* _EXERCISE TASK_: From the entries below, gather each line containing the word "Given".

* _DATA SHOWN_:
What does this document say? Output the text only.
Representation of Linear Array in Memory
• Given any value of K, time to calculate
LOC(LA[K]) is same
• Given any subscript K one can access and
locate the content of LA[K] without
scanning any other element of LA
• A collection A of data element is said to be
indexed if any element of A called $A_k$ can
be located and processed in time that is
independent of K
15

* _RESULT OF THE EXERCISE_:
• Given any value of K, time to calculate
• Given any subscript K one can access and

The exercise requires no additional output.